[Records from a dataset]
#####
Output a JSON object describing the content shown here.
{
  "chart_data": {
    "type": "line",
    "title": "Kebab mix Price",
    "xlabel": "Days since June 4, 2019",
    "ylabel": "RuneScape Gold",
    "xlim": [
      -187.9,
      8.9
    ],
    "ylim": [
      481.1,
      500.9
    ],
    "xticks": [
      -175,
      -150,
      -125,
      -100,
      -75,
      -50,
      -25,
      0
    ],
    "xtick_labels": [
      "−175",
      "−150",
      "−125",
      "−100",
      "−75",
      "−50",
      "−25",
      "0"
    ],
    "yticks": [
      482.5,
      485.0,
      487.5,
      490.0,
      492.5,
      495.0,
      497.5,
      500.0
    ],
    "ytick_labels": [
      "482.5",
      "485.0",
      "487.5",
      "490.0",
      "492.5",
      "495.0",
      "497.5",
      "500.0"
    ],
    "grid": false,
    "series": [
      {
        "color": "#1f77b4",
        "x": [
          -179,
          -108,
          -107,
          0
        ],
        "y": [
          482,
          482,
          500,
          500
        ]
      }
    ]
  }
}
#####
TASK BRIEF: Copy out each line above, character for character.

EXERCISE SOLUTION:
Output a JSON object describing the content shown here.
{
  "chart_data": {
    "type": "line",
    "title": "Kebab mix Price",
    "xlabel": "Days since June 4, 2019",
    "ylabel": "RuneScape Gold",
    "xlim": [
      -187.9,
      8.9
    ],
    "ylim": [
      481.1,
      500.9
    ],
    "xticks": [
      -175,
      -150,
      -125,
      -100,
      -75,
      -50,
      -25,
      0
    ],
    "xtick_labels": [
      "−175",
      "−150",
      "−125",
      "−100",
      "−75",
      "−50",
      "−25",
      "0"
    ],
    "yticks": [
      482.5,
      485.0,
      487.5,
      490.0,
      492.5,
      495.0,
      497.5,
      500.0
    ],
    "ytick_labels": [
      "482.5",
      "485.0",
      "487.5",
      "490.0",
      "492.5",
      "495.0",
      "497.5",
      "500.0"
    ],
    "grid": false,
    "series": [
      {
        "color": "#1f77b4",
        "x": [
          -179,
          -108,
          -107,
          0
        ],
        "y": [
          482,
          482,
          500,
          500
        ]
      }
    ]
  }
}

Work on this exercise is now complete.